WHAT IS EXPECTED — The response must be made up of the lines in the entries below that contain "system".

[Dataset records]
++++++
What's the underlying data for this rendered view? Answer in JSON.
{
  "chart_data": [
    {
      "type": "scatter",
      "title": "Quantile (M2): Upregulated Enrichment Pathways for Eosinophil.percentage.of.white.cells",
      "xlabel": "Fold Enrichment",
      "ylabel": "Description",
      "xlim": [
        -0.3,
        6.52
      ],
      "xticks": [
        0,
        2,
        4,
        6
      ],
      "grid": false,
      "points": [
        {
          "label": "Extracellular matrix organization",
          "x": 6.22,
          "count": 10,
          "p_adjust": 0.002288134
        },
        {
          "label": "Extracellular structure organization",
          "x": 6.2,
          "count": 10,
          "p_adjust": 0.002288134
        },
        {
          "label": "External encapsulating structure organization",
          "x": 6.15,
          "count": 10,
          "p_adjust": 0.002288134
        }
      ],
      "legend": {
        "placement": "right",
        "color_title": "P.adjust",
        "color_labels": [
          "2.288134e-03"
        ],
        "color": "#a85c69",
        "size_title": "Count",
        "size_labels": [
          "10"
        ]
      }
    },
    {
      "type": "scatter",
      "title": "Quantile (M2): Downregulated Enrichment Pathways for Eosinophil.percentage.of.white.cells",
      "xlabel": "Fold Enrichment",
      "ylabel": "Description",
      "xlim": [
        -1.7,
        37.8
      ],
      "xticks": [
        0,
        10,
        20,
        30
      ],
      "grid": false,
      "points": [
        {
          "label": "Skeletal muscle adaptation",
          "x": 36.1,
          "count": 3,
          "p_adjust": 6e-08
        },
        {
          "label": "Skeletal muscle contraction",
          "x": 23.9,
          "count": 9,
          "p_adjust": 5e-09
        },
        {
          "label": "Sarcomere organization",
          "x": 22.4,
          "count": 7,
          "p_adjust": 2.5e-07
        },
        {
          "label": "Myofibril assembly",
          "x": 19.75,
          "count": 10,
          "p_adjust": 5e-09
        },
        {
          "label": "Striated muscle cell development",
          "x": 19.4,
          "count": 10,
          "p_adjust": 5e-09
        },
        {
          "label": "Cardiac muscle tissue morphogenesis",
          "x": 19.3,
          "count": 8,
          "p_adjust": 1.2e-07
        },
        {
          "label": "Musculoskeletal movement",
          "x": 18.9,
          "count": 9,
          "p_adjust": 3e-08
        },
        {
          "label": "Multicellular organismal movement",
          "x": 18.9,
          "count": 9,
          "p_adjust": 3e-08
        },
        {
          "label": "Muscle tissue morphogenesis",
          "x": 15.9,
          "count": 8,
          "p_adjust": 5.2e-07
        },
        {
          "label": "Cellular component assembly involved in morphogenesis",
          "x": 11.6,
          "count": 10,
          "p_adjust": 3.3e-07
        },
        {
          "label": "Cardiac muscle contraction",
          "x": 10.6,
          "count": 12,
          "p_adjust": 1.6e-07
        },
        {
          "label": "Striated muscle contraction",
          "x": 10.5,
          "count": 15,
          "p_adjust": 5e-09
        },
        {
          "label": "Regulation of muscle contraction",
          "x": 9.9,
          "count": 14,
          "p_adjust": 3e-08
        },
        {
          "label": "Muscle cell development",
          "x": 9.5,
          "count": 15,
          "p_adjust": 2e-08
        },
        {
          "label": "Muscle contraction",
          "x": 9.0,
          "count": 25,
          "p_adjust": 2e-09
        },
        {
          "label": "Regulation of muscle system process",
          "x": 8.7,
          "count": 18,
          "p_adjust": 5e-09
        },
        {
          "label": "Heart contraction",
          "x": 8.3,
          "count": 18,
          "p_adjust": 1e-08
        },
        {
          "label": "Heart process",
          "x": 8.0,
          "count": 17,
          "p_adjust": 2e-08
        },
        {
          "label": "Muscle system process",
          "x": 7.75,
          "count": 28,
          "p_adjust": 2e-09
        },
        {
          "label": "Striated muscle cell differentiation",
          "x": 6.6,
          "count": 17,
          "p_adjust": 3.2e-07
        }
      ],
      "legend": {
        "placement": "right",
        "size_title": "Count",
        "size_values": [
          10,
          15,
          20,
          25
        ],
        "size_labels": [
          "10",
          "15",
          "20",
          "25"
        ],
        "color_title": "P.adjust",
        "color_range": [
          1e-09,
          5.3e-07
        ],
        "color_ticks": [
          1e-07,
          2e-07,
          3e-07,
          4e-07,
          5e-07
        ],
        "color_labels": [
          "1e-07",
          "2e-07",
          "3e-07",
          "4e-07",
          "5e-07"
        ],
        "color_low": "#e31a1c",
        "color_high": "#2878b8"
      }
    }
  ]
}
++++++
REPLY TO THE EXERCISE —
          "label": "Regulation of muscle system process",
          "label": "Muscle system process",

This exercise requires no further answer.